== Task details ==
Write out the material exactly. Do not include the pictures.

## BEGIN

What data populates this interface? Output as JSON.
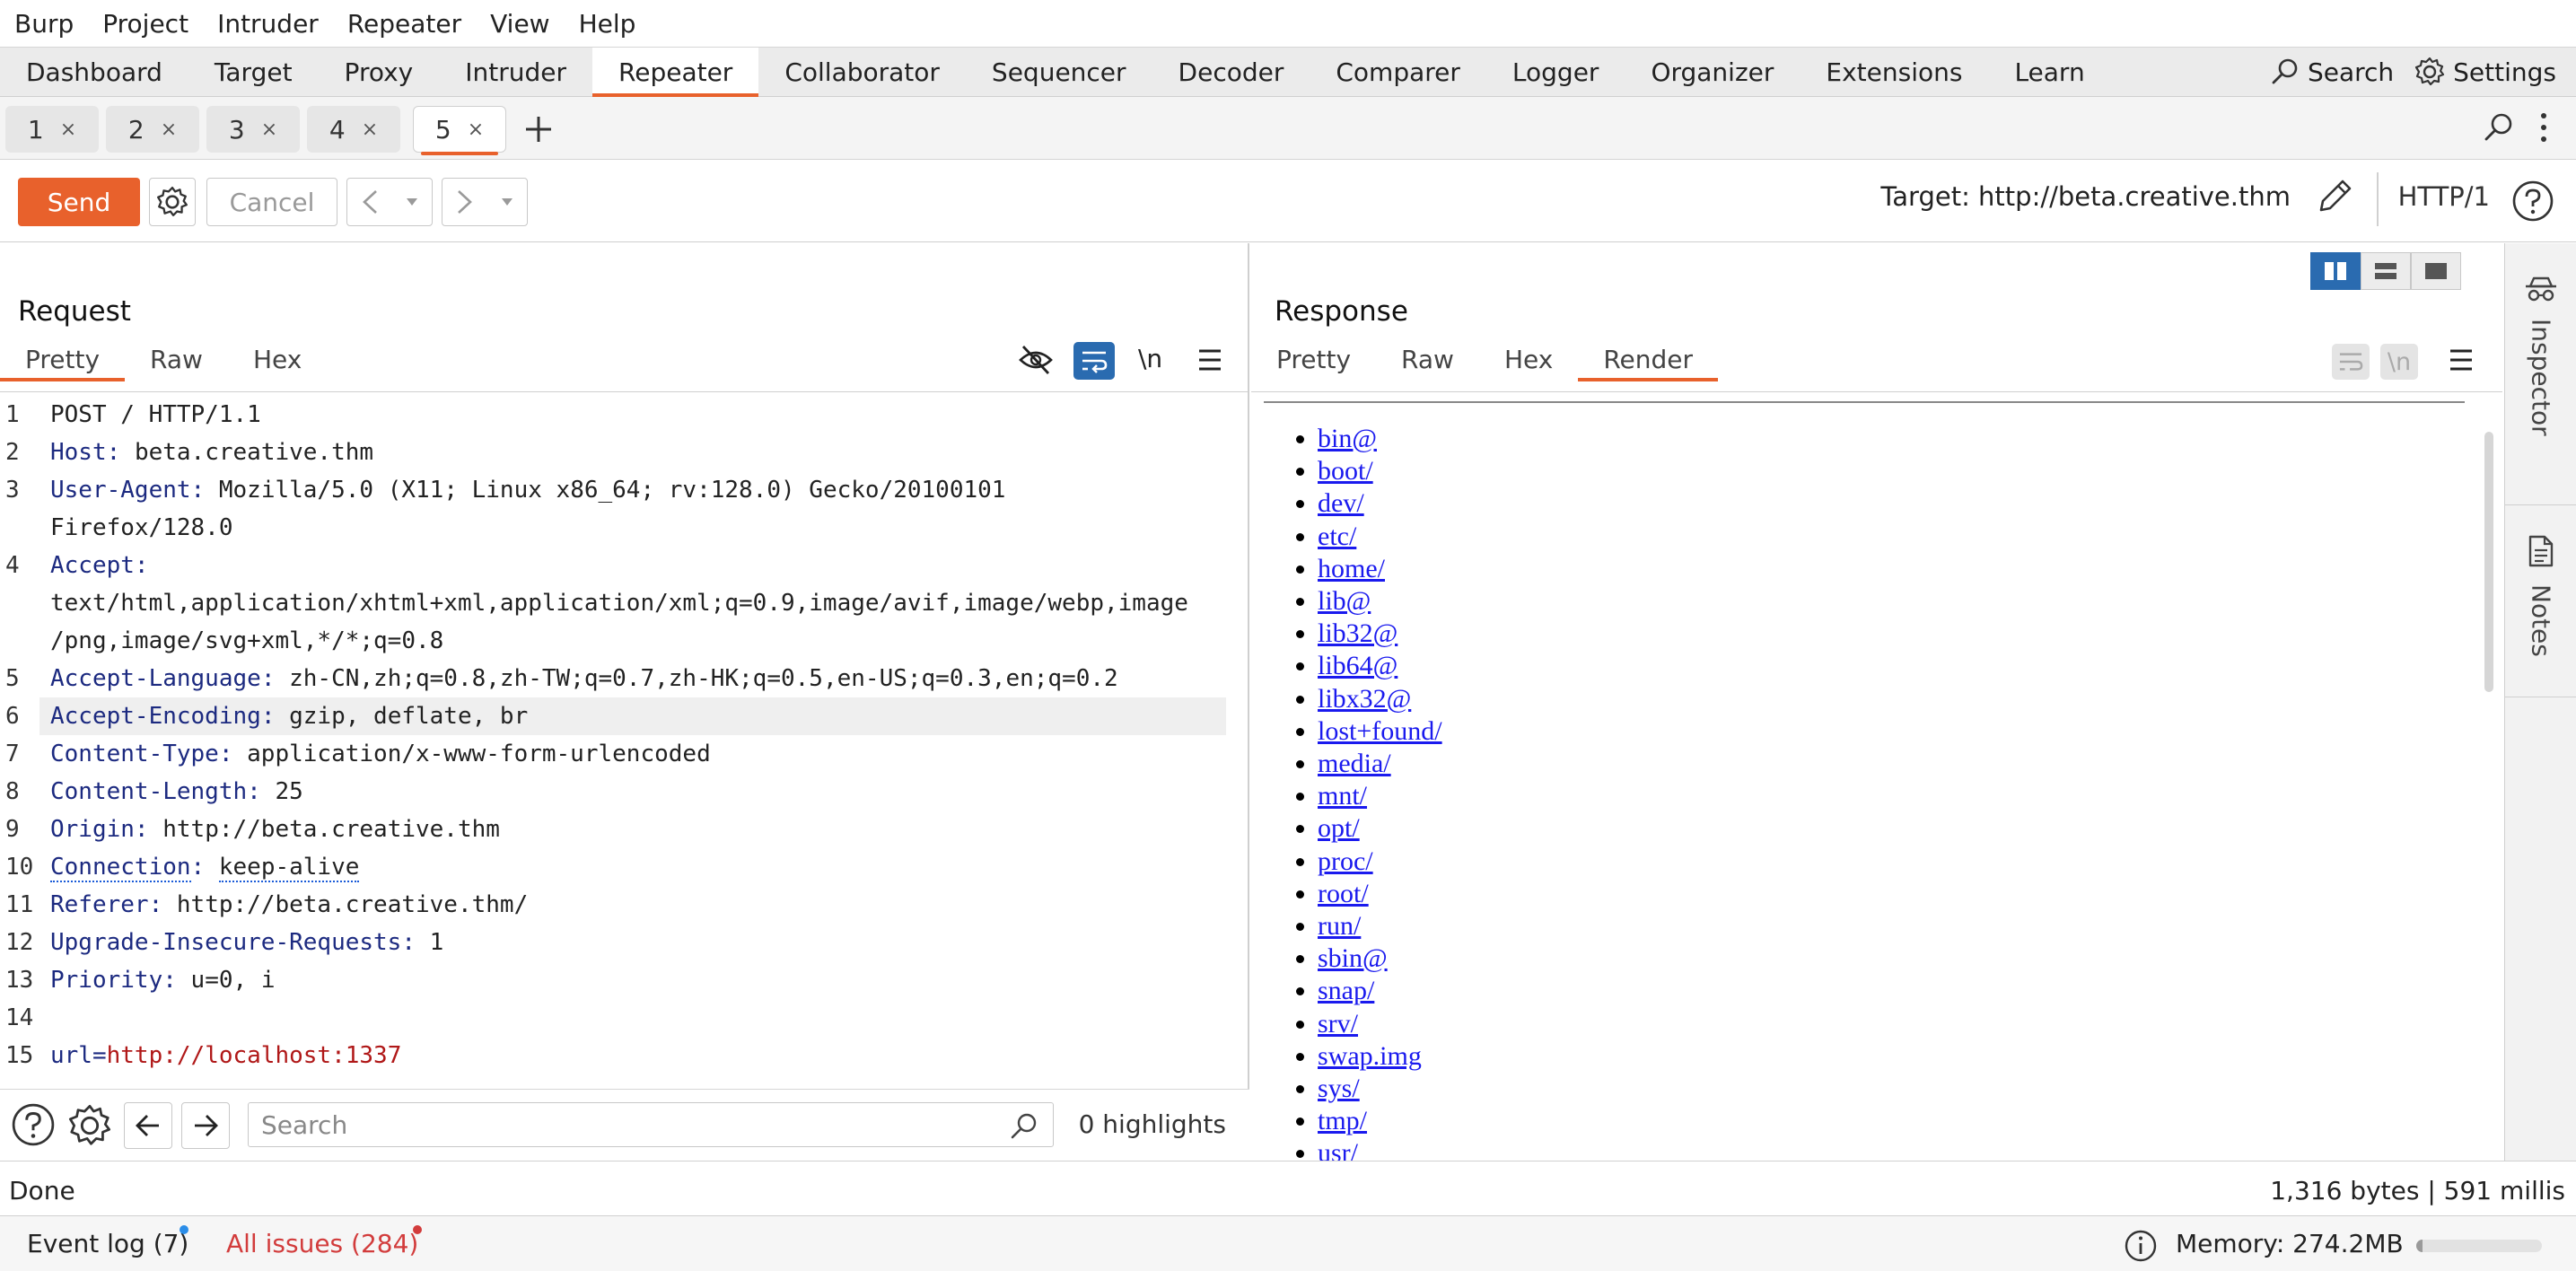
{
  "menu": [
    "Burp",
    "Project",
    "Intruder",
    "Repeater",
    "View",
    "Help"
  ],
  "tool_tabs": [
    "Dashboard",
    "Target",
    "Proxy",
    "Intruder",
    "Repeater",
    "Collaborator",
    "Sequencer",
    "Decoder",
    "Comparer",
    "Logger",
    "Organizer",
    "Extensions",
    "Learn"
  ],
  "active_tool_tab": "Repeater",
  "top_right": {
    "search_label": "Search",
    "settings_label": "Settings"
  },
  "repeater_tabs": [
    {
      "label": "1",
      "close": "×"
    },
    {
      "label": "2",
      "close": "×"
    },
    {
      "label": "3",
      "close": "×"
    },
    {
      "label": "4",
      "close": "×"
    },
    {
      "label": "5",
      "close": "×"
    }
  ],
  "active_repeater_tab": "5",
  "toolbar": {
    "send_label": "Send",
    "cancel_label": "Cancel",
    "target_text": "Target: http://beta.creative.thm",
    "http_version": "HTTP/1"
  },
  "request": {
    "title": "Request",
    "tabs": [
      "Pretty",
      "Raw",
      "Hex"
    ],
    "active_tab": "Pretty",
    "newline_label": "\\n",
    "lines": [
      {
        "n": "1",
        "key": "",
        "sep": "",
        "val": "POST / HTTP/1.1"
      },
      {
        "n": "2",
        "key": "Host",
        "sep": ": ",
        "val": "beta.creative.thm"
      },
      {
        "n": "3",
        "key": "User-Agent",
        "sep": ": ",
        "val": "Mozilla/5.0 (X11; Linux x86_64; rv:128.0) Gecko/20100101"
      },
      {
        "n": "",
        "key": "",
        "sep": "",
        "val": "Firefox/128.0"
      },
      {
        "n": "4",
        "key": "Accept",
        "sep": ":",
        "val": ""
      },
      {
        "n": "",
        "key": "",
        "sep": "",
        "val": "text/html,application/xhtml+xml,application/xml;q=0.9,image/avif,image/webp,image"
      },
      {
        "n": "",
        "key": "",
        "sep": "",
        "val": "/png,image/svg+xml,*/*;q=0.8"
      },
      {
        "n": "5",
        "key": "Accept-Language",
        "sep": ": ",
        "val": "zh-CN,zh;q=0.8,zh-TW;q=0.7,zh-HK;q=0.5,en-US;q=0.3,en;q=0.2"
      },
      {
        "n": "6",
        "key": "Accept-Encoding",
        "sep": ": ",
        "val": "gzip, deflate, br"
      },
      {
        "n": "7",
        "key": "Content-Type",
        "sep": ": ",
        "val": "application/x-www-form-urlencoded"
      },
      {
        "n": "8",
        "key": "Content-Length",
        "sep": ": ",
        "val": "25"
      },
      {
        "n": "9",
        "key": "Origin",
        "sep": ": ",
        "val": "http://beta.creative.thm"
      },
      {
        "n": "10",
        "key": "Connection",
        "sep": ": ",
        "val": "keep-alive"
      },
      {
        "n": "11",
        "key": "Referer",
        "sep": ": ",
        "val": "http://beta.creative.thm/"
      },
      {
        "n": "12",
        "key": "Upgrade-Insecure-Requests",
        "sep": ": ",
        "val": "1"
      },
      {
        "n": "13",
        "key": "Priority",
        "sep": ": ",
        "val": "u=0, i"
      },
      {
        "n": "14",
        "key": "",
        "sep": "",
        "val": ""
      },
      {
        "n": "15",
        "key": "url",
        "sep": "=",
        "val": "http://localhost:1337"
      }
    ],
    "search_placeholder": "Search",
    "highlights": "0 highlights"
  },
  "response": {
    "title": "Response",
    "tabs": [
      "Pretty",
      "Raw",
      "Hex",
      "Render"
    ],
    "active_tab": "Render",
    "newline_label": "\\n",
    "render_links": [
      "bin@",
      "boot/",
      "dev/",
      "etc/",
      "home/",
      "lib@",
      "lib32@",
      "lib64@",
      "libx32@",
      "lost+found/",
      "media/",
      "mnt/",
      "opt/",
      "proc/",
      "root/",
      "run/",
      "sbin@",
      "snap/",
      "srv/",
      "swap.img",
      "sys/",
      "tmp/",
      "usr/"
    ]
  },
  "sidebar": {
    "inspector_label": "Inspector",
    "notes_label": "Notes"
  },
  "status": {
    "left": "Done",
    "right": "1,316 bytes | 591 millis"
  },
  "bottom": {
    "event_log": "Event log (7)",
    "all_issues": "All issues (284)",
    "memory": "Memory: 274.2MB",
    "memory_fraction": 0.05
  },
  "colors": {
    "accent": "#e8612c",
    "link": "#1a1aee",
    "header_key": "#1c2a80",
    "param_value": "#b01818",
    "issues": "#d23c3c",
    "event_dot": "#2b8de8"
  }
}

## END

== Answer ==
What data populates this interface? Output as JSON.
{
  "menu": [
    "Burp",
    "Project",
    "Intruder",
    "Repeater",
    "View",
    "Help"
  ],
  "tool_tabs": [
    "Dashboard",
    "Target",
    "Proxy",
    "Intruder",
    "Repeater",
    "Collaborator",
    "Sequencer",
    "Decoder",
    "Comparer",
    "Logger",
    "Organizer",
    "Extensions",
    "Learn"
  ],
  "active_tool_tab": "Repeater",
  "top_right": {
    "search_label": "Search",
    "settings_label": "Settings"
  },
  "repeater_tabs": [
    {
      "label": "1",
      "close": "×"
    },
    {
      "label": "2",
      "close": "×"
    },
    {
      "label": "3",
      "close": "×"
    },
    {
      "label": "4",
      "close": "×"
    },
    {
      "label": "5",
      "close": "×"
    }
  ],
  "active_repeater_tab": "5",
  "toolbar": {
    "send_label": "Send",
    "cancel_label": "Cancel",
    "target_text": "Target: http://beta.creative.thm",
    "http_version": "HTTP/1"
  },
  "request": {
    "title": "Request",
    "tabs": [
      "Pretty",
      "Raw",
      "Hex"
    ],
    "active_tab": "Pretty",
    "newline_label": "\\n",
    "lines": [
      {
        "n": "1",
        "key": "",
        "sep": "",
        "val": "POST / HTTP/1.1"
      },
      {
        "n": "2",
        "key": "Host",
        "sep": ": ",
        "val": "beta.creative.thm"
      },
      {
        "n": "3",
        "key": "User-Agent",
        "sep": ": ",
        "val": "Mozilla/5.0 (X11; Linux x86_64; rv:128.0) Gecko/20100101"
      },
      {
        "n": "",
        "key": "",
        "sep": "",
        "val": "Firefox/128.0"
      },
      {
        "n": "4",
        "key": "Accept",
        "sep": ":",
        "val": ""
      },
      {
        "n": "",
        "key": "",
        "sep": "",
        "val": "text/html,application/xhtml+xml,application/xml;q=0.9,image/avif,image/webp,image"
      },
      {
        "n": "",
        "key": "",
        "sep": "",
        "val": "/png,image/svg+xml,*/*;q=0.8"
      },
      {
        "n": "5",
        "key": "Accept-Language",
        "sep": ": ",
        "val": "zh-CN,zh;q=0.8,zh-TW;q=0.7,zh-HK;q=0.5,en-US;q=0.3,en;q=0.2"
      },
      {
        "n": "6",
        "key": "Accept-Encoding",
        "sep": ": ",
        "val": "gzip, deflate, br"
      },
      {
        "n": "7",
        "key": "Content-Type",
        "sep": ": ",
        "val": "application/x-www-form-urlencoded"
      },
      {
        "n": "8",
        "key": "Content-Length",
        "sep": ": ",
        "val": "25"
      },
      {
        "n": "9",
        "key": "Origin",
        "sep": ": ",
        "val": "http://beta.creative.thm"
      },
      {
        "n": "10",
        "key": "Connection",
        "sep": ": ",
        "val": "keep-alive"
      },
      {
        "n": "11",
        "key": "Referer",
        "sep": ": ",
        "val": "http://beta.creative.thm/"
      },
      {
        "n": "12",
        "key": "Upgrade-Insecure-Requests",
        "sep": ": ",
        "val": "1"
      },
      {
        "n": "13",
        "key": "Priority",
        "sep": ": ",
        "val": "u=0, i"
      },
      {
        "n": "14",
        "key": "",
        "sep": "",
        "val": ""
      },
      {
        "n": "15",
        "key": "url",
        "sep": "=",
        "val": "http://localhost:1337"
      }
    ],
    "search_placeholder": "Search",
    "highlights": "0 highlights"
  },
  "response": {
    "title": "Response",
    "tabs": [
      "Pretty",
      "Raw",
      "Hex",
      "Render"
    ],
    "active_tab": "Render",
    "newline_label": "\\n",
    "render_links": [
      "bin@",
      "boot/",
      "dev/",
      "etc/",
      "home/",
      "lib@",
      "lib32@",
      "lib64@",
      "libx32@",
      "lost+found/",
      "media/",
      "mnt/",
      "opt/",
      "proc/",
      "root/",
      "run/",
      "sbin@",
      "snap/",
      "srv/",
      "swap.img",
      "sys/",
      "tmp/",
      "usr/"
    ]
  },
  "sidebar": {
    "inspector_label": "Inspector",
    "notes_label": "Notes"
  },
  "status": {
    "left": "Done",
    "right": "1,316 bytes | 591 millis"
  },
  "bottom": {
    "event_log": "Event log (7)",
    "all_issues": "All issues (284)",
    "memory": "Memory: 274.2MB",
    "memory_fraction": 0.05
  },
  "colors": {
    "accent": "#e8612c",
    "link": "#1a1aee",
    "header_key": "#1c2a80",
    "param_value": "#b01818",
    "issues": "#d23c3c",
    "event_dot": "#2b8de8"
  }
}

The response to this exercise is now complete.